**What needs to be done:** Transcribe every line exactly. Leave the pictures behind.

###

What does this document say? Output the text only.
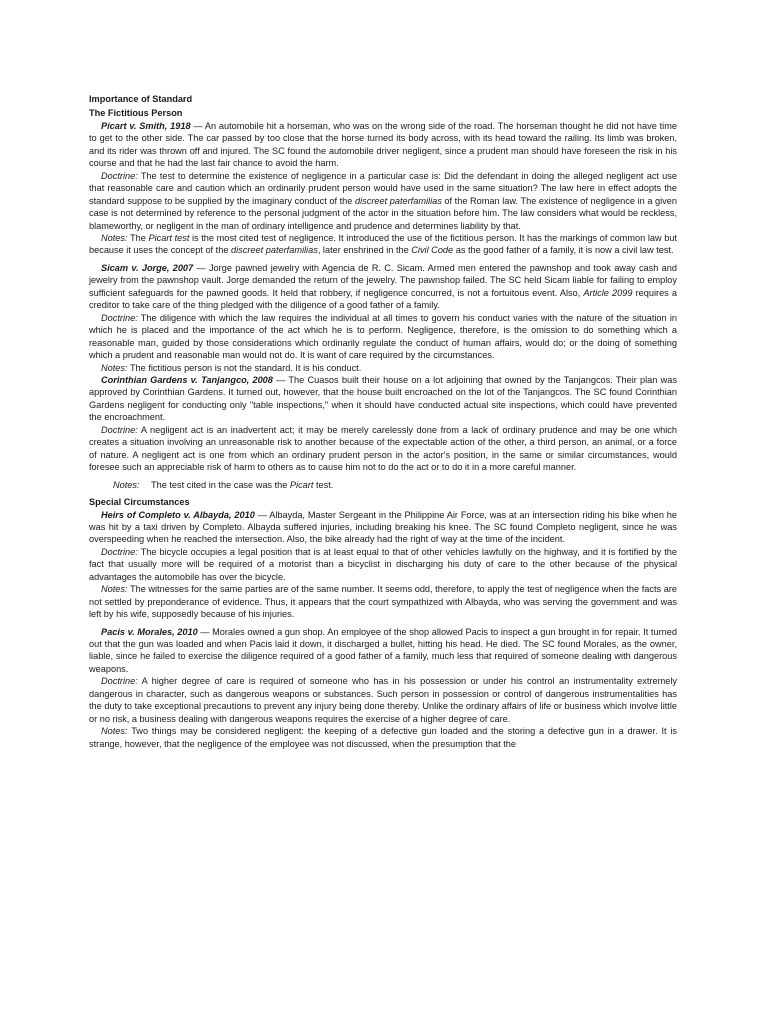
Importance of Standard
The Fictitious Person

Picart v. Smith, 1918 — An automobile hit a horseman, who was on the wrong side of the road. The horseman thought he did not have time to get to the other side. The car passed by too close that the horse turned its body across, with its head toward the railing. Its limb was broken, and its rider was thrown off and injured. The SC found the automobile driver negligent, since a prudent man should have foreseen the risk in his course and that he had the last fair chance to avoid the harm.

Doctrine: The test to determine the existence of negligence in a particular case is: Did the defendant in doing the alleged negligent act use that reasonable care and caution which an ordinarily prudent person would have used in the same situation? The law here in effect adopts the standard suppose to be supplied by the imaginary conduct of the discreet paterfamilias of the Roman law. The existence of negligence in a given case is not determined by reference to the personal judgment of the actor in the situation before him. The law considers what would be reckless, blameworthy, or negligent in the man of ordinary intelligence and prudence and determines liability by that.

Notes: The Picart test is the most cited test of negligence. It introduced the use of the fictitious person. It has the markings of common law but because it uses the concept of the discreet paterfamilias, later enshrined in the Civil Code as the good father of a family, it is now a civil law test.

Sicam v. Jorge, 2007 — Jorge pawned jewelry with Agencia de R. C. Sicam. Armed men entered the pawnshop and took away cash and jewelry from the pawnshop vault. Jorge demanded the return of the jewelry. The pawnshop failed. The SC held Sicam liable for failing to employ sufficient safeguards for the pawned goods. It held that robbery, if negligence concurred, is not a fortuitous event. Also, Article 2099 requires a creditor to take care of the thing pledged with the diligence of a good father of a family.

Doctrine: The diligence with which the law requires the individual at all times to govern his conduct varies with the nature of the situation in which he is placed and the importance of the act which he is to perform. Negligence, therefore, is the omission to do something which a reasonable man, guided by those considerations which ordinarily regulate the conduct of human affairs, would do; or the doing of something which a prudent and reasonable man would not do. It is want of care required by the circumstances.

Notes: The fictitious person is not the standard. It is his conduct.

Corinthian Gardens v. Tanjangco, 2008 — The Cuasos built their house on a lot adjoining that owned by the Tanjangcos. Their plan was approved by Corinthian Gardens. It turned out, however, that the house built encroached on the lot of the Tanjangcos. The SC found Corinthian Gardens negligent for conducting only "table inspections," when it should have conducted actual site inspections, which could have prevented the encroachment.

Doctrine: A negligent act is an inadvertent act; it may be merely carelessly done from a lack of ordinary prudence and may be one which creates a situation involving an unreasonable risk to another because of the expectable action of the other, a third person, an animal, or a force of nature. A negligent act is one from which an ordinary prudent person in the actor's position, in the same or similar circumstances, would foresee such an appreciable risk of harm to others as to cause him not to do the act or to do it in a more careful manner.

Notes: The test cited in the case was the Picart test.

Special Circumstances

Heirs of Completo v. Albayda, 2010 — Albayda, Master Sergeant in the Philippine Air Force, was at an intersection riding his bike when he was hit by a taxi driven by Completo. Albayda suffered injuries, including breaking his knee. The SC found Completo negligent, since he was overspeeding when he reached the intersection. Also, the bike already had the right of way at the time of the incident.

Doctrine: The bicycle occupies a legal position that is at least equal to that of other vehicles lawfully on the highway, and it is fortified by the fact that usually more will be required of a motorist than a bicyclist in discharging his duty of care to the other because of the physical advantages the automobile has over the bicycle.

Notes: The witnesses for the same parties are of the same number. It seems odd, therefore, to apply the test of negligence when the facts are not settled by preponderance of evidence. Thus, it appears that the court sympathized with Albayda, who was serving the government and was left by his wife, supposedly because of his injuries.

Pacis v. Morales, 2010 — Morales owned a gun shop. An employee of the shop allowed Pacis to inspect a gun brought in for repair. It turned out that the gun was loaded and when Pacis laid it down, it discharged a bullet, hitting his head. He died. The SC found Morales, as the owner, liable, since he failed to exercise the diligence required of a good father of a family, much less that required of someone dealing with dangerous weapons.

Doctrine: A higher degree of care is required of someone who has in his possession or under his control an instrumentality extremely dangerous in character, such as dangerous weapons or substances. Such person in possession or control of dangerous instrumentalities has the duty to take exceptional precautions to prevent any injury being done thereby. Unlike the ordinary affairs of life or business which involve little or no risk, a business dealing with dangerous weapons requires the exercise of a higher degree of care.

Notes: Two things may be considered negligent: the keeping of a defective gun loaded and the storing a defective gun in a drawer. It is strange, however, that the negligence of the employee was not discussed, when the presumption that the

###

**Answer to the exercise:**
What does this document say? Output the text only.
Importance of Standard
The Fictitious Person

Picart v. Smith, 1918 — An automobile hit a horseman, who was on the wrong side of the road. The horseman thought he did not have time to get to the other side. The car passed by too close that the horse turned its body across, with its head toward the railing. Its limb was broken, and its rider was thrown off and injured. The SC found the automobile driver negligent, since a prudent man should have foreseen the risk in his course and that he had the last fair chance to avoid the harm.

Doctrine: The test to determine the existence of negligence in a particular case is: Did the defendant in doing the alleged negligent act use that reasonable care and caution which an ordinarily prudent person would have used in the same situation? The law here in effect adopts the standard suppose to be supplied by the imaginary conduct of the discreet paterfamilias of the Roman law. The existence of negligence in a given case is not determined by reference to the personal judgment of the actor in the situation before him. The law considers what would be reckless, blameworthy, or negligent in the man of ordinary intelligence and prudence and determines liability by that.

Notes: The Picart test is the most cited test of negligence. It introduced the use of the fictitious person. It has the markings of common law but because it uses the concept of the discreet paterfamilias, later enshrined in the Civil Code as the good father of a family, it is now a civil law test.

Sicam v. Jorge, 2007 — Jorge pawned jewelry with Agencia de R. C. Sicam. Armed men entered the pawnshop and took away cash and jewelry from the pawnshop vault. Jorge demanded the return of the jewelry. The pawnshop failed. The SC held Sicam liable for failing to employ sufficient safeguards for the pawned goods. It held that robbery, if negligence concurred, is not a fortuitous event. Also, Article 2099 requires a creditor to take care of the thing pledged with the diligence of a good father of a family.

Doctrine: The diligence with which the law requires the individual at all times to govern his conduct varies with the nature of the situation in which he is placed and the importance of the act which he is to perform. Negligence, therefore, is the omission to do something which a reasonable man, guided by those considerations which ordinarily regulate the conduct of human affairs, would do; or the doing of something which a prudent and reasonable man would not do. It is want of care required by the circumstances.

Notes: The fictitious person is not the standard. It is his conduct.

Corinthian Gardens v. Tanjangco, 2008 — The Cuasos built their house on a lot adjoining that owned by the Tanjangcos. Their plan was approved by Corinthian Gardens. It turned out, however, that the house built encroached on the lot of the Tanjangcos. The SC found Corinthian Gardens negligent for conducting only "table inspections," when it should have conducted actual site inspections, which could have prevented the encroachment.

Doctrine: A negligent act is an inadvertent act; it may be merely carelessly done from a lack of ordinary prudence and may be one which creates a situation involving an unreasonable risk to another because of the expectable action of the other, a third person, an animal, or a force of nature. A negligent act is one from which an ordinary prudent person in the actor's position, in the same or similar circumstances, would foresee such an appreciable risk of harm to others as to cause him not to do the act or to do it in a more careful manner.

Notes: The test cited in the case was the Picart test.

Special Circumstances

Heirs of Completo v. Albayda, 2010 — Albayda, Master Sergeant in the Philippine Air Force, was at an intersection riding his bike when he was hit by a taxi driven by Completo. Albayda suffered injuries, including breaking his knee. The SC found Completo negligent, since he was overspeeding when he reached the intersection. Also, the bike already had the right of way at the time of the incident.

Doctrine: The bicycle occupies a legal position that is at least equal to that of other vehicles lawfully on the highway, and it is fortified by the fact that usually more will be required of a motorist than a bicyclist in discharging his duty of care to the other because of the physical advantages the automobile has over the bicycle.

Notes: The witnesses for the same parties are of the same number. It seems odd, therefore, to apply the test of negligence when the facts are not settled by preponderance of evidence. Thus, it appears that the court sympathized with Albayda, who was serving the government and was left by his wife, supposedly because of his injuries.

Pacis v. Morales, 2010 — Morales owned a gun shop. An employee of the shop allowed Pacis to inspect a gun brought in for repair. It turned out that the gun was loaded and when Pacis laid it down, it discharged a bullet, hitting his head. He died. The SC found Morales, as the owner, liable, since he failed to exercise the diligence required of a good father of a family, much less that required of someone dealing with dangerous weapons.

Doctrine: A higher degree of care is required of someone who has in his possession or under his control an instrumentality extremely dangerous in character, such as dangerous weapons or substances. Such person in possession or control of dangerous instrumentalities has the duty to take exceptional precautions to prevent any injury being done thereby. Unlike the ordinary affairs of life or business which involve little or no risk, a business dealing with dangerous weapons requires the exercise of a higher degree of care.

Notes: Two things may be considered negligent: the keeping of a defective gun loaded and the storing a defective gun in a drawer. It is strange, however, that the negligence of the employee was not discussed, when the presumption that the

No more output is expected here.